▸ Exercise prompt:
Identify the lines that contain the string "смертельной" and copy all of them.

[Records from a dataset]

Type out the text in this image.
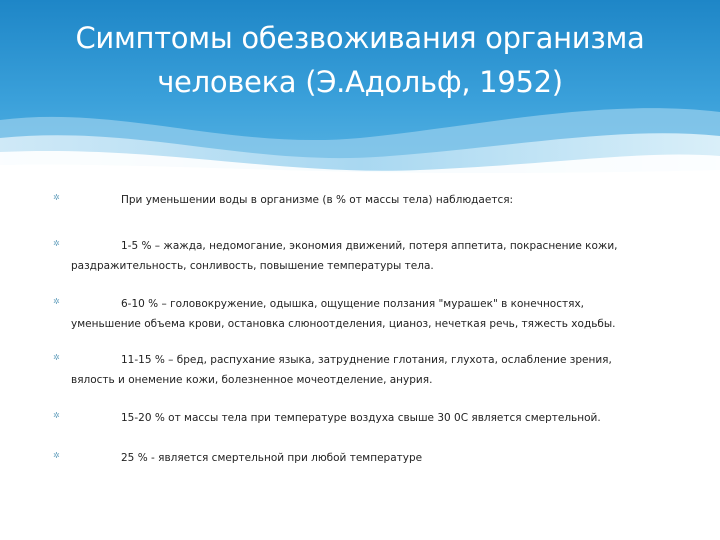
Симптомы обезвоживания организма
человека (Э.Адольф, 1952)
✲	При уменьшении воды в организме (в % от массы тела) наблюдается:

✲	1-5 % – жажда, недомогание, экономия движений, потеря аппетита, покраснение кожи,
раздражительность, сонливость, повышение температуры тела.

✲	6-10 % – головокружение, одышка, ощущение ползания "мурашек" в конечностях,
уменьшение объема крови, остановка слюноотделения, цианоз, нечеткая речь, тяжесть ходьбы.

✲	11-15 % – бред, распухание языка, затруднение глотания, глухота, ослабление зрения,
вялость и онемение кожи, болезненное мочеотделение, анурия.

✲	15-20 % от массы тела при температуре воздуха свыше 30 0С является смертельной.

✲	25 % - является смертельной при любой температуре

==

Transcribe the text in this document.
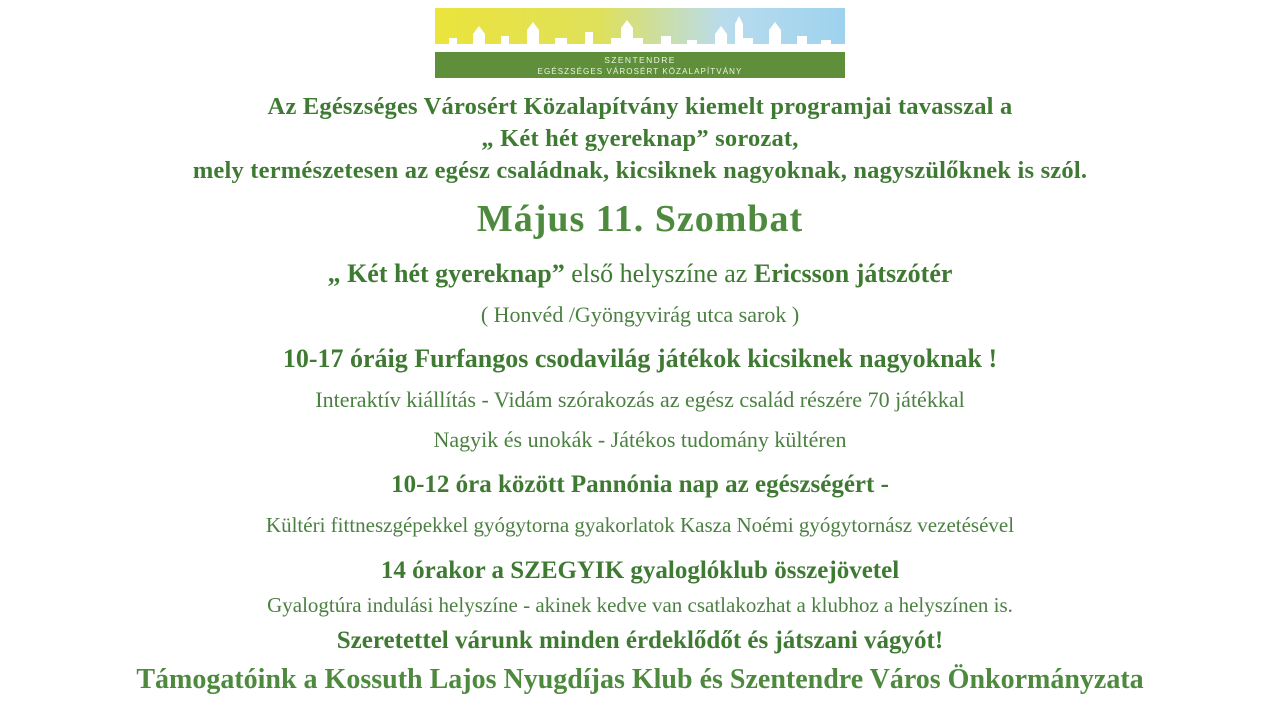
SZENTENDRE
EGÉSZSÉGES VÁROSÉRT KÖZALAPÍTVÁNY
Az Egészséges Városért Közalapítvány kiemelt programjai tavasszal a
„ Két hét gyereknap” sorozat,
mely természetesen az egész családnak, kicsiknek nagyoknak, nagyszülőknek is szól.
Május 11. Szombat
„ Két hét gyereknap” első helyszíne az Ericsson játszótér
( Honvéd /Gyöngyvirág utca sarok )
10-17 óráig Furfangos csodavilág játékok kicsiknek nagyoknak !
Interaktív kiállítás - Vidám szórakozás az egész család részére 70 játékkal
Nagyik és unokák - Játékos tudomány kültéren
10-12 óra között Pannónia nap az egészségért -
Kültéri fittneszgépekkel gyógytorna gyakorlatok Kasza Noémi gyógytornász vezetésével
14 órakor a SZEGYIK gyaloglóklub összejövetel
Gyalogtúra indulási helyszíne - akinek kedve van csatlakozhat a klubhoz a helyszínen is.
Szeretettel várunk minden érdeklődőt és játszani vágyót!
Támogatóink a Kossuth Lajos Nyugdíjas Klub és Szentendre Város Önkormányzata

* * *

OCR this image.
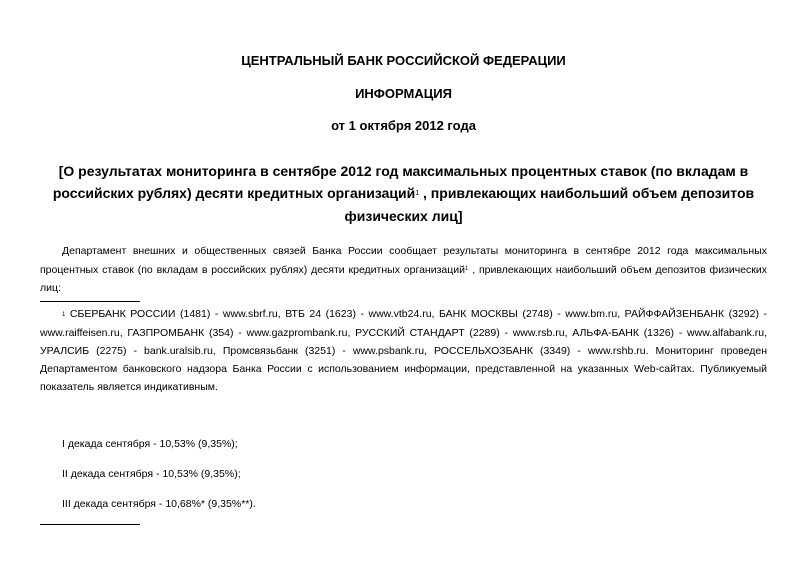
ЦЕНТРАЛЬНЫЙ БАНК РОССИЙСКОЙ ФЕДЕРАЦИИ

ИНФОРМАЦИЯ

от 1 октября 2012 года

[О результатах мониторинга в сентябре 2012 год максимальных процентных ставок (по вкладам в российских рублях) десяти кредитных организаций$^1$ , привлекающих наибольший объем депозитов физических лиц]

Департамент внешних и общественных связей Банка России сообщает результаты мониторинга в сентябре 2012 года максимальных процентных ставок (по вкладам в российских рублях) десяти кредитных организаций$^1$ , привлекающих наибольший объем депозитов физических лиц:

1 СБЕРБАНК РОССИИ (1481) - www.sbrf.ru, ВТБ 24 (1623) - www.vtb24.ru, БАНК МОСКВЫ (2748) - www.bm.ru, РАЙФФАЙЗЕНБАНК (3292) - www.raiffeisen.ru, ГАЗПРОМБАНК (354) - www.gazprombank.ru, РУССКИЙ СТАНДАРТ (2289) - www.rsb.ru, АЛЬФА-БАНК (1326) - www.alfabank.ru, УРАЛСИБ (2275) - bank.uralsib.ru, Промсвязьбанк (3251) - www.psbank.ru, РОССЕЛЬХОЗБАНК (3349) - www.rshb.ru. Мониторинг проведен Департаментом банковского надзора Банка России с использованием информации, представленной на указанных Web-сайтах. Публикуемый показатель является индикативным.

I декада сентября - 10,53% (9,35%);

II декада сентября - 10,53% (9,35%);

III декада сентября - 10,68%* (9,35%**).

▸ Answer in full:
✲	15-20 % от массы тела при температуре воздуха свыше 30 0С является смертельной.
✲	25 % - является смертельной при любой температуре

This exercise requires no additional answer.